═════ Supplied data

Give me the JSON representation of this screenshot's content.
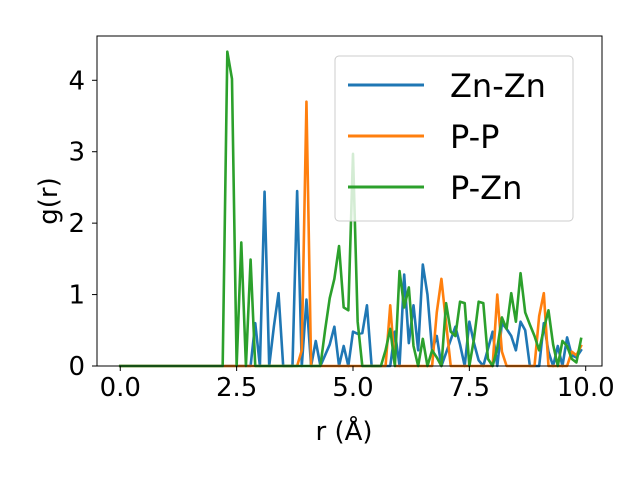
{
  "chart_data": {
    "type": "line",
    "xlabel": "r (Å)",
    "ylabel": "g(r)",
    "xlim": [
      -0.5,
      10.35
    ],
    "ylim": [
      0,
      4.62
    ],
    "xticks": [
      0.0,
      2.5,
      5.0,
      7.5,
      10.0
    ],
    "xtick_labels": [
      "0.0",
      "2.5",
      "5.0",
      "7.5",
      "10.0"
    ],
    "yticks": [
      0,
      1,
      2,
      3,
      4
    ],
    "ytick_labels": [
      "0",
      "1",
      "2",
      "3",
      "4"
    ],
    "legend_position": "top-right",
    "grid": false,
    "series": [
      {
        "name": "Zn-Zn",
        "color": "#1f77b4",
        "points": [
          [
            0.0,
            0
          ],
          [
            2.2,
            0
          ],
          [
            2.8,
            0
          ],
          [
            2.9,
            0.6
          ],
          [
            3.0,
            0
          ],
          [
            3.1,
            2.44
          ],
          [
            3.2,
            0
          ],
          [
            3.3,
            0.55
          ],
          [
            3.4,
            1.02
          ],
          [
            3.5,
            0
          ],
          [
            3.7,
            0
          ],
          [
            3.8,
            2.45
          ],
          [
            3.9,
            0
          ],
          [
            4.0,
            0.93
          ],
          [
            4.1,
            0
          ],
          [
            4.2,
            0.35
          ],
          [
            4.3,
            0
          ],
          [
            4.5,
            0.3
          ],
          [
            4.6,
            0.55
          ],
          [
            4.7,
            0
          ],
          [
            4.8,
            0.28
          ],
          [
            4.9,
            0
          ],
          [
            5.0,
            0.48
          ],
          [
            5.1,
            0.45
          ],
          [
            5.2,
            0.46
          ],
          [
            5.3,
            0.85
          ],
          [
            5.4,
            0
          ],
          [
            5.8,
            0
          ],
          [
            5.9,
            0.48
          ],
          [
            6.0,
            0
          ],
          [
            6.1,
            1.28
          ],
          [
            6.2,
            0.32
          ],
          [
            6.3,
            0.85
          ],
          [
            6.4,
            0.22
          ],
          [
            6.5,
            1.42
          ],
          [
            6.6,
            1.0
          ],
          [
            6.7,
            0.22
          ],
          [
            6.8,
            0.42
          ],
          [
            6.9,
            0
          ],
          [
            7.2,
            0.55
          ],
          [
            7.3,
            0.3
          ],
          [
            7.4,
            0
          ],
          [
            7.5,
            0.62
          ],
          [
            7.6,
            0.32
          ],
          [
            7.7,
            0.08
          ],
          [
            7.8,
            0
          ],
          [
            8.0,
            0.48
          ],
          [
            8.1,
            0
          ],
          [
            8.2,
            0.6
          ],
          [
            8.3,
            0.52
          ],
          [
            8.4,
            0.42
          ],
          [
            8.5,
            0.22
          ],
          [
            8.6,
            0.62
          ],
          [
            8.7,
            0.5
          ],
          [
            8.8,
            0
          ],
          [
            9.0,
            0
          ],
          [
            9.1,
            0.6
          ],
          [
            9.2,
            0.2
          ],
          [
            9.3,
            0
          ],
          [
            9.4,
            0.28
          ],
          [
            9.5,
            0
          ],
          [
            9.6,
            0.4
          ],
          [
            9.7,
            0.15
          ],
          [
            9.8,
            0.12
          ],
          [
            9.9,
            0.22
          ]
        ]
      },
      {
        "name": "P-P",
        "color": "#ff7f0e",
        "points": [
          [
            0.0,
            0
          ],
          [
            3.8,
            0
          ],
          [
            3.9,
            0.22
          ],
          [
            4.0,
            3.7
          ],
          [
            4.1,
            0
          ],
          [
            5.7,
            0
          ],
          [
            5.8,
            0.85
          ],
          [
            5.9,
            0
          ],
          [
            6.7,
            0
          ],
          [
            6.8,
            0.75
          ],
          [
            6.9,
            1.22
          ],
          [
            7.0,
            0.6
          ],
          [
            7.1,
            0
          ],
          [
            8.0,
            0
          ],
          [
            8.1,
            1.0
          ],
          [
            8.2,
            0.2
          ],
          [
            8.3,
            0
          ],
          [
            8.9,
            0
          ],
          [
            9.0,
            0.7
          ],
          [
            9.1,
            1.02
          ],
          [
            9.2,
            0
          ],
          [
            9.6,
            0
          ],
          [
            9.7,
            0.2
          ],
          [
            9.8,
            0.15
          ],
          [
            9.9,
            0.28
          ]
        ]
      },
      {
        "name": "P-Zn",
        "color": "#2ca02c",
        "points": [
          [
            0.0,
            0
          ],
          [
            2.2,
            0
          ],
          [
            2.3,
            4.4
          ],
          [
            2.4,
            4.02
          ],
          [
            2.5,
            0
          ],
          [
            2.6,
            1.73
          ],
          [
            2.7,
            0
          ],
          [
            2.8,
            1.49
          ],
          [
            2.9,
            0
          ],
          [
            4.3,
            0
          ],
          [
            4.4,
            0.5
          ],
          [
            4.5,
            0.95
          ],
          [
            4.6,
            1.22
          ],
          [
            4.7,
            1.68
          ],
          [
            4.8,
            0.82
          ],
          [
            4.9,
            0.78
          ],
          [
            5.0,
            2.97
          ],
          [
            5.1,
            0.62
          ],
          [
            5.2,
            0
          ],
          [
            5.6,
            0
          ],
          [
            5.7,
            0.22
          ],
          [
            5.8,
            0.52
          ],
          [
            5.9,
            0
          ],
          [
            6.0,
            1.33
          ],
          [
            6.1,
            0.82
          ],
          [
            6.2,
            1.1
          ],
          [
            6.3,
            0.28
          ],
          [
            6.4,
            0
          ],
          [
            6.5,
            0.38
          ],
          [
            6.6,
            0
          ],
          [
            6.7,
            0.22
          ],
          [
            6.8,
            0.12
          ],
          [
            6.9,
            0
          ],
          [
            7.0,
            0.88
          ],
          [
            7.1,
            0.48
          ],
          [
            7.2,
            0.42
          ],
          [
            7.3,
            0.9
          ],
          [
            7.4,
            0.88
          ],
          [
            7.5,
            0
          ],
          [
            7.6,
            0.38
          ],
          [
            7.7,
            0.9
          ],
          [
            7.8,
            0.88
          ],
          [
            7.9,
            0.1
          ],
          [
            8.0,
            0
          ],
          [
            8.1,
            0.25
          ],
          [
            8.2,
            0.68
          ],
          [
            8.3,
            0.52
          ],
          [
            8.4,
            1.02
          ],
          [
            8.5,
            0.62
          ],
          [
            8.6,
            1.3
          ],
          [
            8.7,
            0.75
          ],
          [
            8.8,
            0.58
          ],
          [
            8.9,
            0.42
          ],
          [
            9.0,
            0.22
          ],
          [
            9.1,
            0.52
          ],
          [
            9.2,
            0.78
          ],
          [
            9.3,
            0.3
          ],
          [
            9.4,
            0
          ],
          [
            9.5,
            0.35
          ],
          [
            9.6,
            0.28
          ],
          [
            9.7,
            0.1
          ],
          [
            9.8,
            0.05
          ],
          [
            9.9,
            0.38
          ]
        ]
      }
    ]
  }
}
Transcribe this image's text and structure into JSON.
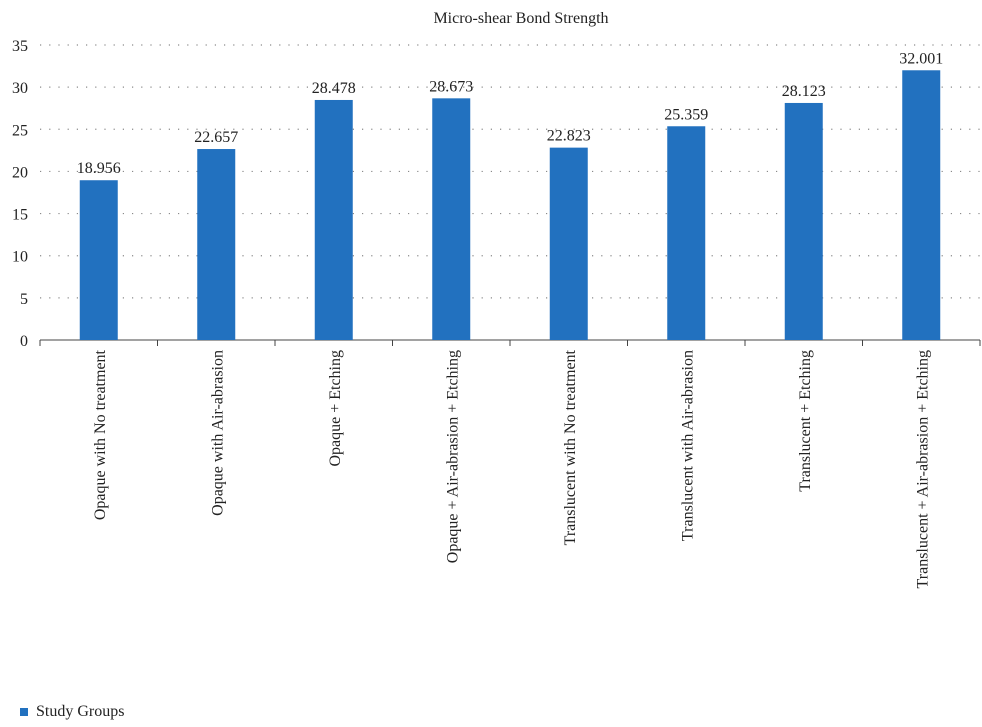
{
  "chart_data": {
    "type": "bar",
    "title": "Micro-shear Bond Strength",
    "categories": [
      "Opaque with No treatment",
      "Opaque with Air-abrasion",
      "Opaque + Etching",
      "Opaque + Air-abrasion + Etching",
      "Translucent with No treatment",
      "Translucent with Air-abrasion",
      "Translucent + Etching",
      "Translucent + Air-abrasion + Etching"
    ],
    "series": [
      {
        "name": "Study Groups",
        "values": [
          18.956,
          22.657,
          28.478,
          28.673,
          22.823,
          25.359,
          28.123,
          32.001
        ],
        "value_labels": [
          "18.956",
          "22.657",
          "28.478",
          "28.673",
          "22.823",
          "25.359",
          "28.123",
          "32.001"
        ],
        "color": "#2271bf"
      }
    ],
    "ylim": [
      0,
      35
    ],
    "yticks": [
      "0",
      "5",
      "10",
      "15",
      "20",
      "25",
      "30",
      "35"
    ],
    "grid": "dotted-horizontal",
    "legend_position": "bottom-left"
  }
}
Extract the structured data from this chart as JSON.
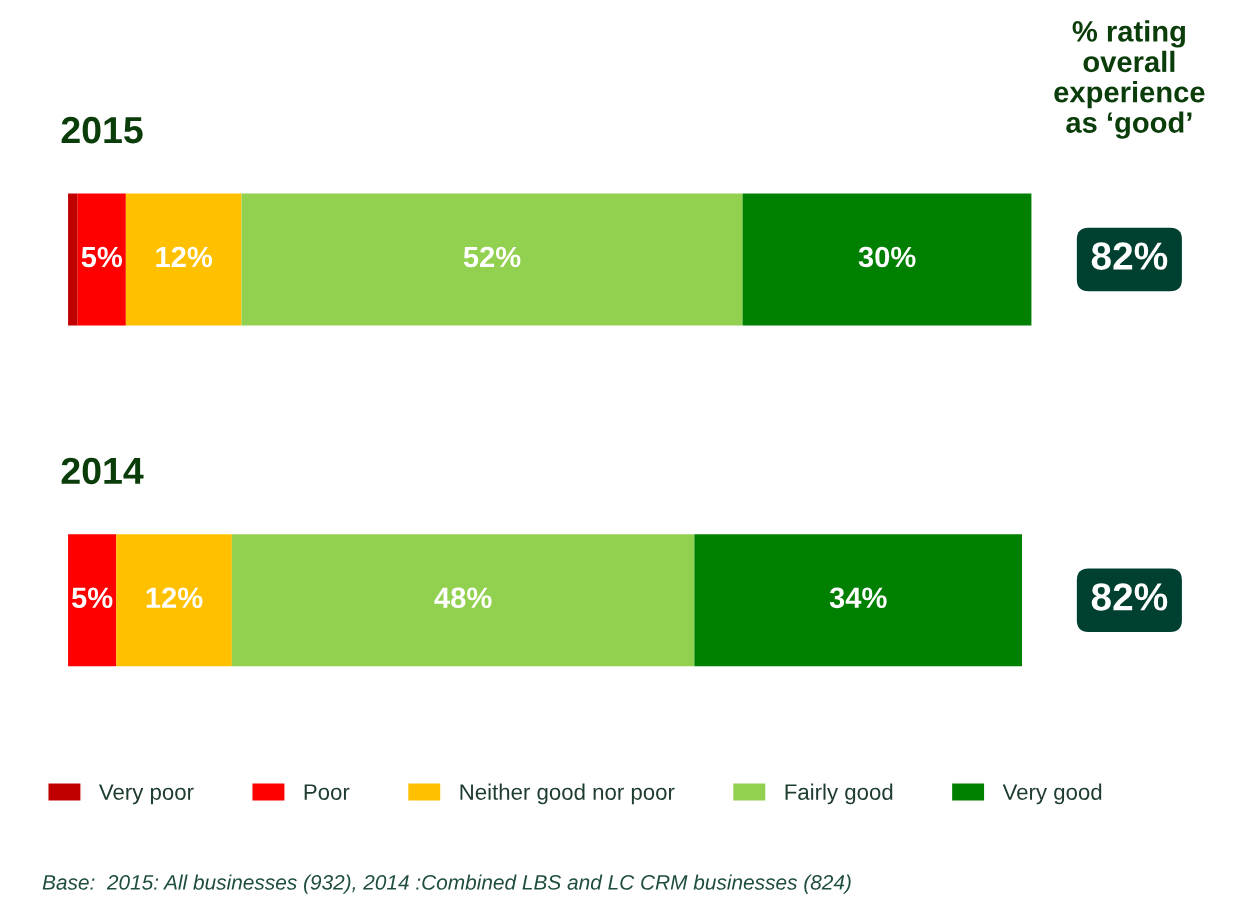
{
  "chart_data": {
    "type": "bar",
    "orientation": "horizontal",
    "stacked": true,
    "data_labels": false,
    "categories": [
      "2015",
      "2014"
    ],
    "series": [
      {
        "name": "Very poor",
        "color": "#c00000",
        "values": [
          1,
          0
        ],
        "value_labels": [
          null,
          null
        ]
      },
      {
        "name": "Poor",
        "color": "#ff0000",
        "values": [
          5,
          5
        ],
        "value_labels": [
          "5%",
          "5%"
        ]
      },
      {
        "name": "Neither good nor poor",
        "color": "#ffc000",
        "values": [
          12,
          12
        ],
        "value_labels": [
          "12%",
          "12%"
        ]
      },
      {
        "name": "Fairly good",
        "color": "#92d050",
        "values": [
          52,
          48
        ],
        "value_labels": [
          "52%",
          "48%"
        ]
      },
      {
        "name": "Very good",
        "color": "#008000",
        "values": [
          30,
          34
        ],
        "value_labels": [
          "30%",
          "34%"
        ]
      }
    ],
    "legend": "bottom",
    "annotations": [
      "% rating\noverall\nexperience\nas ‘good’",
      "82%",
      "82%",
      "Base:  2015: All businesses (932), 2014 :Combined LBS and LC CRM businesses (824)"
    ]
  }
}
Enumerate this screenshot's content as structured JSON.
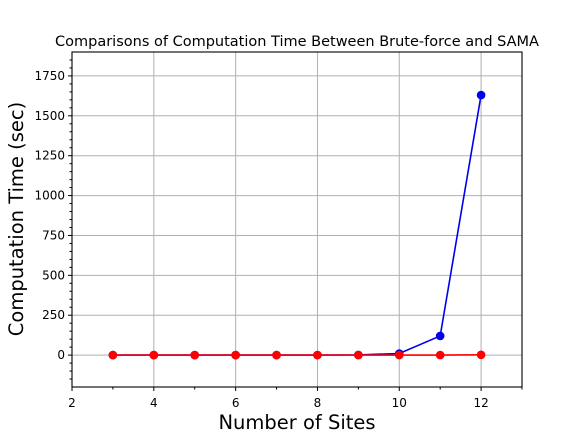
{
  "chart_data": {
    "type": "line",
    "title": "Comparisons of Computation Time Between Brute-force and SAMA",
    "xlabel": "Number of Sites",
    "ylabel": "Computation Time (sec)",
    "xlim": [
      2,
      13
    ],
    "ylim": [
      -200,
      1900
    ],
    "xticks": [
      "2",
      "4",
      "6",
      "8",
      "10",
      "12"
    ],
    "yticks": [
      "0",
      "250",
      "500",
      "750",
      "1000",
      "1250",
      "1500",
      "1750"
    ],
    "grid": true,
    "x": [
      3,
      4,
      5,
      6,
      7,
      8,
      9,
      10,
      11,
      12
    ],
    "series": [
      {
        "color": "#0000ee",
        "values": [
          0,
          0,
          0,
          0,
          0,
          0.5,
          1,
          10,
          120,
          1630
        ]
      },
      {
        "color": "#ff0000",
        "values": [
          0,
          0,
          0,
          0,
          0,
          0,
          0,
          0,
          0,
          2
        ]
      }
    ]
  }
}
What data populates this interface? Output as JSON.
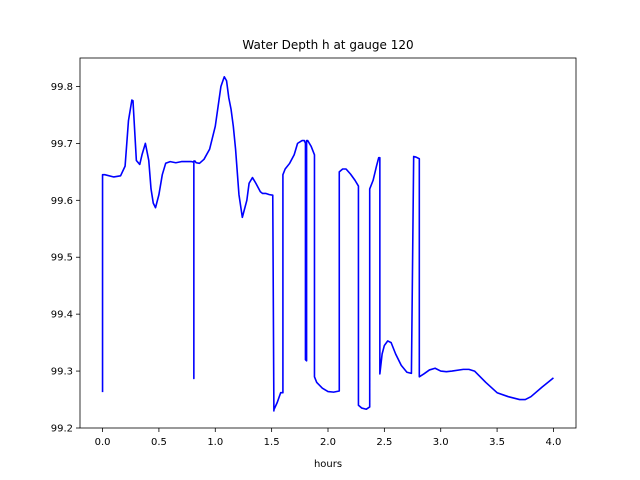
{
  "chart_data": {
    "type": "line",
    "title": "Water Depth h at gauge 120",
    "xlabel": "hours",
    "ylabel": "",
    "xlim": [
      -0.2,
      4.2
    ],
    "ylim": [
      99.2,
      99.85
    ],
    "x_ticks": [
      0.0,
      0.5,
      1.0,
      1.5,
      2.0,
      2.5,
      3.0,
      3.5,
      4.0
    ],
    "x_tick_labels": [
      "0.0",
      "0.5",
      "1.0",
      "1.5",
      "2.0",
      "2.5",
      "3.0",
      "3.5",
      "4.0"
    ],
    "y_ticks": [
      99.2,
      99.3,
      99.4,
      99.5,
      99.6,
      99.7,
      99.8
    ],
    "y_tick_labels": [
      "99.2",
      "99.3",
      "99.4",
      "99.5",
      "99.6",
      "99.7",
      "99.8"
    ],
    "grid": false,
    "legend": "none",
    "series": [
      {
        "color": "#0000ff",
        "x": [
          0.0,
          0.0,
          0.02,
          0.1,
          0.16,
          0.2,
          0.23,
          0.26,
          0.27,
          0.28,
          0.3,
          0.33,
          0.35,
          0.38,
          0.41,
          0.43,
          0.45,
          0.47,
          0.5,
          0.53,
          0.56,
          0.6,
          0.65,
          0.7,
          0.75,
          0.79,
          0.81,
          0.81,
          0.81,
          0.82,
          0.82,
          0.83,
          0.86,
          0.9,
          0.95,
          1.0,
          1.05,
          1.08,
          1.1,
          1.12,
          1.14,
          1.16,
          1.18,
          1.21,
          1.24,
          1.28,
          1.3,
          1.33,
          1.36,
          1.4,
          1.42,
          1.45,
          1.48,
          1.51,
          1.52,
          1.52,
          1.55,
          1.58,
          1.6,
          1.6,
          1.62,
          1.66,
          1.7,
          1.73,
          1.77,
          1.79,
          1.8,
          1.8,
          1.81,
          1.81,
          1.82,
          1.85,
          1.88,
          1.88,
          1.9,
          1.95,
          2.0,
          2.05,
          2.1,
          2.1,
          2.13,
          2.16,
          2.2,
          2.24,
          2.27,
          2.27,
          2.3,
          2.34,
          2.37,
          2.37,
          2.4,
          2.43,
          2.45,
          2.46,
          2.46,
          2.48,
          2.5,
          2.53,
          2.56,
          2.6,
          2.65,
          2.7,
          2.74,
          2.76,
          2.76,
          2.78,
          2.81,
          2.81,
          2.85,
          2.9,
          2.95,
          3.0,
          3.05,
          3.1,
          3.2,
          3.25,
          3.3,
          3.4,
          3.5,
          3.6,
          3.7,
          3.75,
          3.8,
          3.9,
          4.0
        ],
        "y": [
          99.263,
          99.645,
          99.645,
          99.641,
          99.643,
          99.66,
          99.74,
          99.776,
          99.775,
          99.74,
          99.67,
          99.663,
          99.68,
          99.7,
          99.67,
          99.62,
          99.595,
          99.587,
          99.61,
          99.645,
          99.665,
          99.668,
          99.666,
          99.668,
          99.668,
          99.668,
          99.667,
          99.287,
          99.669,
          99.669,
          99.669,
          99.666,
          99.665,
          99.672,
          99.69,
          99.73,
          99.8,
          99.817,
          99.81,
          99.78,
          99.76,
          99.73,
          99.69,
          99.61,
          99.57,
          99.6,
          99.63,
          99.64,
          99.63,
          99.615,
          99.612,
          99.612,
          99.61,
          99.609,
          99.23,
          99.232,
          99.245,
          99.262,
          99.262,
          99.645,
          99.655,
          99.665,
          99.68,
          99.7,
          99.705,
          99.705,
          99.7,
          99.32,
          99.318,
          99.705,
          99.705,
          99.695,
          99.68,
          99.29,
          99.28,
          99.27,
          99.264,
          99.263,
          99.265,
          99.65,
          99.655,
          99.655,
          99.646,
          99.635,
          99.625,
          99.24,
          99.235,
          99.233,
          99.237,
          99.62,
          99.635,
          99.66,
          99.675,
          99.675,
          99.295,
          99.33,
          99.345,
          99.353,
          99.35,
          99.33,
          99.31,
          99.298,
          99.296,
          99.677,
          99.677,
          99.676,
          99.673,
          99.29,
          99.295,
          99.302,
          99.305,
          99.3,
          99.299,
          99.3,
          99.303,
          99.303,
          99.3,
          99.28,
          99.262,
          99.255,
          99.25,
          99.25,
          99.255,
          99.272,
          99.288
        ]
      }
    ]
  }
}
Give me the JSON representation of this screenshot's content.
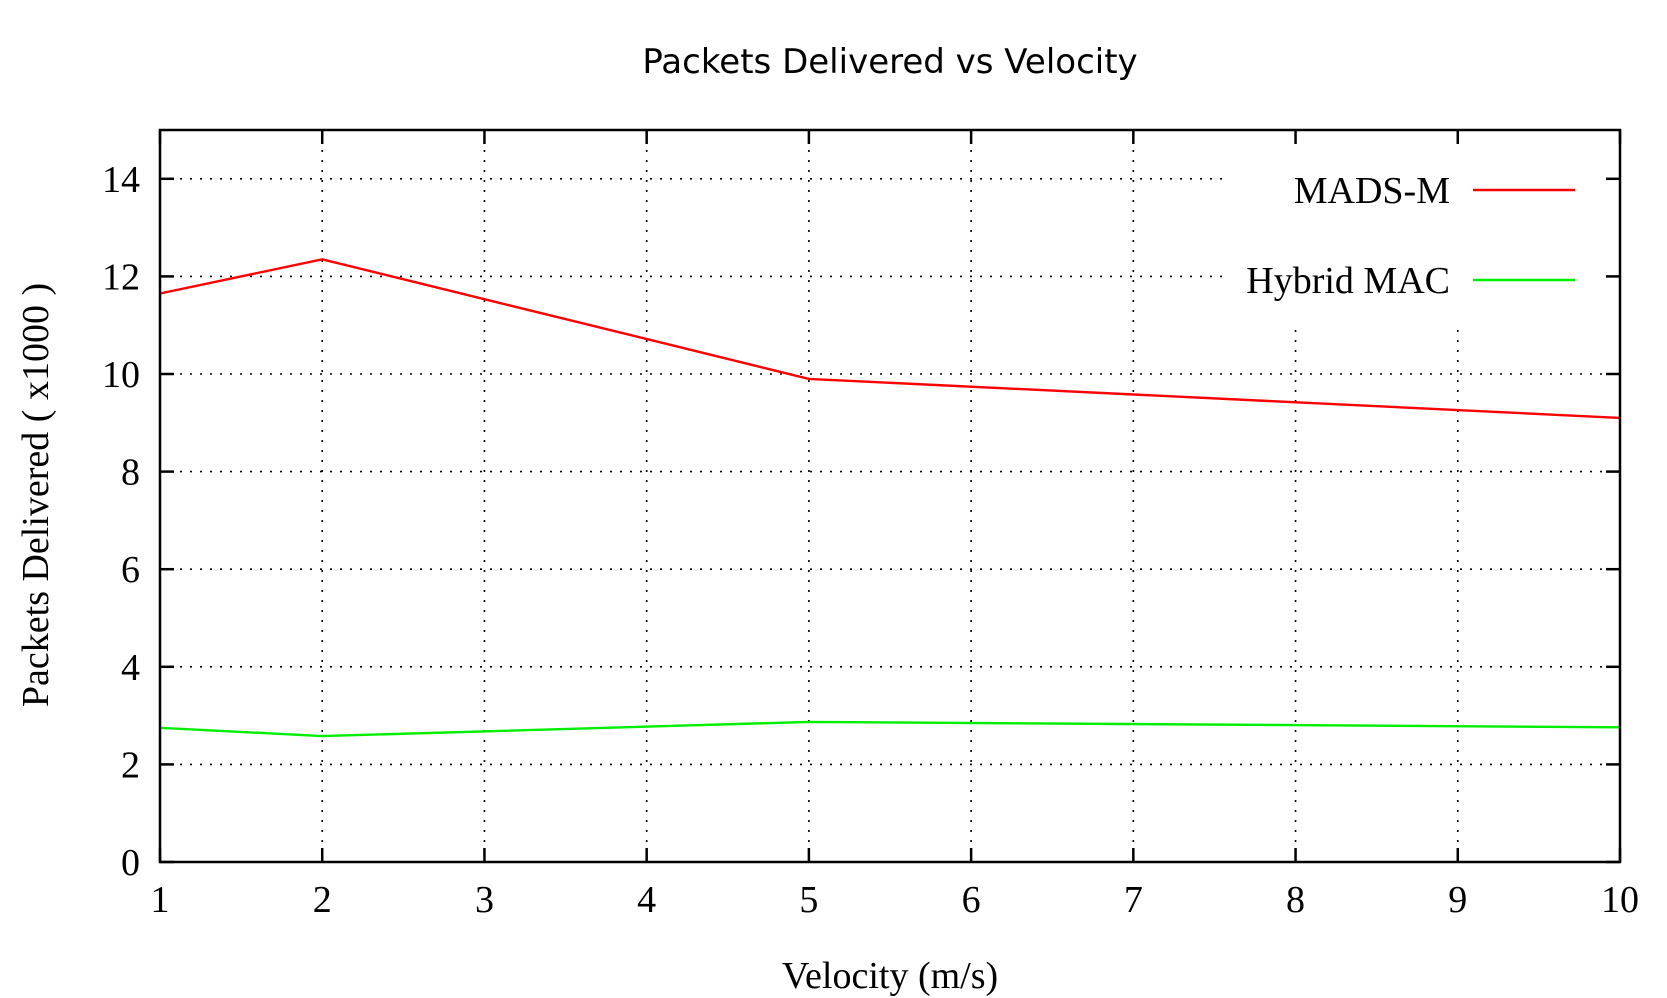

══════════

Copy every line above that holds the word "name".

Result of the exercise
        "name": "Zn-Zn",
        "name": "P-P",
        "name": "P-Zn",
        "name": "Study Groups",
        "name": "Very poor",
        "name": "Poor",
        "name": "Neither good nor poor",
        "name": "Fairly good",
        "name": "Very good",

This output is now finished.